Study findings from the University of Sydney and CSIRO’s Data61 examined the prevalence of counterfeit Android applications on Google Play used AI to identify probable fraudulent apps prior to testing them, and discovered 2,040 potential fraudulent apps mimicking popular apps within a reviewed group of 49,608 apps. The study A Multi-modal Neural Embeddings Approach for Detecting Mobile Counterfeit Apps cites “1,565 potential counterfeits asking for at least five additional dangerous permissions than the original app and 1,407 potential counterfeits having at least five extra third-party advertisement libraries.”
The study states that its researchers’ use of AI to evaluate apps to identify clear mimicry of popular apps “outperforms many baseline image retrieval methods for the task of detecting visually similar app icons,” and is believed to have achieved 8%–12% higher precision than previous efforts.

# Challenges
(1) Decide whether each statement below agrees with the passage on counterfeit Android apps, answering yes or no and quoting the deciding words from the passage: (a) The researchers reviewed a group of 49,608 apps. (b) 1,407 potential counterfeits asked for at least five additional dangerous permissions than the original app. (c) The approach is believed to have reached 8%–12% higher precision than previous efforts.
(2) Write the next part of the passage on counterfeit Android apps, picking up after its final sentence.

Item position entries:
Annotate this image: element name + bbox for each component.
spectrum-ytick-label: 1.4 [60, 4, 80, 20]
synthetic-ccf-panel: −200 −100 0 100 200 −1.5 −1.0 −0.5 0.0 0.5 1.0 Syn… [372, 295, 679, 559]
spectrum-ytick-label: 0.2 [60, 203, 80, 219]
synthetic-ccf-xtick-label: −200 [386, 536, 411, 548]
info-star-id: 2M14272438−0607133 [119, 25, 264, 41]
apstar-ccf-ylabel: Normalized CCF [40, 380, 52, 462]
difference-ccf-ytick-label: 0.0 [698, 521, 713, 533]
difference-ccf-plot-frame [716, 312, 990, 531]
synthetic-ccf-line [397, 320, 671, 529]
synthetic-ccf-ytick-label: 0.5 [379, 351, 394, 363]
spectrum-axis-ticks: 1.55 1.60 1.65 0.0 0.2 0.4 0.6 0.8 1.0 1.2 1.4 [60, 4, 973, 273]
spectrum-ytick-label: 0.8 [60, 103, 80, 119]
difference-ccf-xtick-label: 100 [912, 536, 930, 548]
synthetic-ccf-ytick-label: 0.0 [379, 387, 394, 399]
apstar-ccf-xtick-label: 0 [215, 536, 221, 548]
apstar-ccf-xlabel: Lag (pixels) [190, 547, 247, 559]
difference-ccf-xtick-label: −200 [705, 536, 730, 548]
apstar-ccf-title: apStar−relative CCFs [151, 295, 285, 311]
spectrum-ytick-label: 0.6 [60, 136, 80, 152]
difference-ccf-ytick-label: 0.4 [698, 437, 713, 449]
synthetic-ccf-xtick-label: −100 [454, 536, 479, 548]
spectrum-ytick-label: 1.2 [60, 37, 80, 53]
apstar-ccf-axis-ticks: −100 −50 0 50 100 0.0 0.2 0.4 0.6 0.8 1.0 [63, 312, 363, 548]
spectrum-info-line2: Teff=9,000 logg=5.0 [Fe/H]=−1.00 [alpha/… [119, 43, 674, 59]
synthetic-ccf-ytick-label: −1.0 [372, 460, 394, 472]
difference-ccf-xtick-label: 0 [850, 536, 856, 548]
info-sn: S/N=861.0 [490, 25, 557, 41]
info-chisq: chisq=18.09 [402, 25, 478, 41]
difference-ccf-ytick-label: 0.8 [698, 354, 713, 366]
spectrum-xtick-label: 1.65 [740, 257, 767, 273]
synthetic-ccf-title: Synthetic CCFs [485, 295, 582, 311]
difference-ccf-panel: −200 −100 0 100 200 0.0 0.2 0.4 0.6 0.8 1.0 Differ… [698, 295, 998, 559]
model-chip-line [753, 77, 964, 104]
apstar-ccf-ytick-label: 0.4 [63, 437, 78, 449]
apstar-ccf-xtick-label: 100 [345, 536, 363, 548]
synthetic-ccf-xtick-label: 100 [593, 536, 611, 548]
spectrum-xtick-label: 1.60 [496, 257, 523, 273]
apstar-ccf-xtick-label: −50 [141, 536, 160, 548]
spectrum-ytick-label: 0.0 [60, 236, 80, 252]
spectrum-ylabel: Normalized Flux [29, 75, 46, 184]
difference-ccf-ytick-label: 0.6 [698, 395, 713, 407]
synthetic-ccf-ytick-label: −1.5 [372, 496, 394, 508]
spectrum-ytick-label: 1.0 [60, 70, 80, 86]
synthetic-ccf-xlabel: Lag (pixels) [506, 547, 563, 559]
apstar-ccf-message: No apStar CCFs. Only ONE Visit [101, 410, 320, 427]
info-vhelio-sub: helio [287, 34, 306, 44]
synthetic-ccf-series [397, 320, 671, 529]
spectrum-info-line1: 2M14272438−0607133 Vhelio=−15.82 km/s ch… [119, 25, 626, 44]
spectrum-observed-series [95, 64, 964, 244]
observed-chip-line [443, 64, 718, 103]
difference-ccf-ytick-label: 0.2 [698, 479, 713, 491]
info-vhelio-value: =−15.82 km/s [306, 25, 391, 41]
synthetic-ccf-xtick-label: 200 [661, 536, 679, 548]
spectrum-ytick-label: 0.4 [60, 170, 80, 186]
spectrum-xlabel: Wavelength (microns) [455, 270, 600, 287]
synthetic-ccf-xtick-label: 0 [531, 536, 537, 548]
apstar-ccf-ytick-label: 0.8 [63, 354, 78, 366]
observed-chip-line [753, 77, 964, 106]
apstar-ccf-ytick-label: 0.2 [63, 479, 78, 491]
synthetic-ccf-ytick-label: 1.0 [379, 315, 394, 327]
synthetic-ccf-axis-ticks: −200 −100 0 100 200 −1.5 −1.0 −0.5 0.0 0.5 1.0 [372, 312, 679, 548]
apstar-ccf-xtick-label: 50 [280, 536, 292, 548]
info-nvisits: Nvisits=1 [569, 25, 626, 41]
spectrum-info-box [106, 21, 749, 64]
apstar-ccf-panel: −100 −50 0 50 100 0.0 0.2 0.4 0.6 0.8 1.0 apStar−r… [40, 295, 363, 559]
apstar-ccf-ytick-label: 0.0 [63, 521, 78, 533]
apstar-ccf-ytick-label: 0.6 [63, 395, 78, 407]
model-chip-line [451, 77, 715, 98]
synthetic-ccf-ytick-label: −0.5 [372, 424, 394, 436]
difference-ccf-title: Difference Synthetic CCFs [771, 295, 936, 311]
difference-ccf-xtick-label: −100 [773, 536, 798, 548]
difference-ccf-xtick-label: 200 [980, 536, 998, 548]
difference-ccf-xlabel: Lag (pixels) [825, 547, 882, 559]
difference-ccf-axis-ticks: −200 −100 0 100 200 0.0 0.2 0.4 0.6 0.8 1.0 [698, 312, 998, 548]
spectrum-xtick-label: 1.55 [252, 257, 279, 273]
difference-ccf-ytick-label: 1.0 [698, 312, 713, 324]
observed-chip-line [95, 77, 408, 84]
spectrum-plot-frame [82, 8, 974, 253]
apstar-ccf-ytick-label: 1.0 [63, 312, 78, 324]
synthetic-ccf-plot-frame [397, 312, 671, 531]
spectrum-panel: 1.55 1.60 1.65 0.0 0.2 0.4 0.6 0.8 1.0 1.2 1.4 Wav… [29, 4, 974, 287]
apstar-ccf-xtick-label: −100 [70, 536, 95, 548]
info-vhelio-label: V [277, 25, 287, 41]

# Expected responses
(1)
(a) Yes: "within a reviewed group of 49,608 apps."
(b) No: "1,565 potential counterfeits asking for at least five additional dangerous permissions than the original app and 1,407 potential counterfeits having at least five extra third-party advertisement libraries."
(c) Yes: "is believed to have achieved 8%–12% higher precision than previous efforts."

(2)
“There is clearly an issue with applications on Google Play (and the Apple App Store, to a lesser degree) suffering from counterfeit applications. What happens is people download them, realize it’s not what they expected, but then just leave it. People need to be better educated on application hygiene with their devices. We have so much storage available today that it’s become easy to download, install and forget. What would be helpful is a feature in the operating system that, periodically, alerts the user to installed applications that have not been used for a given period of time and makes the recommendations they could be uninstalled. It could even include data on which apps have been withdrawn from the store. We have ScreenTime for iOS, why not OldAppRemove?”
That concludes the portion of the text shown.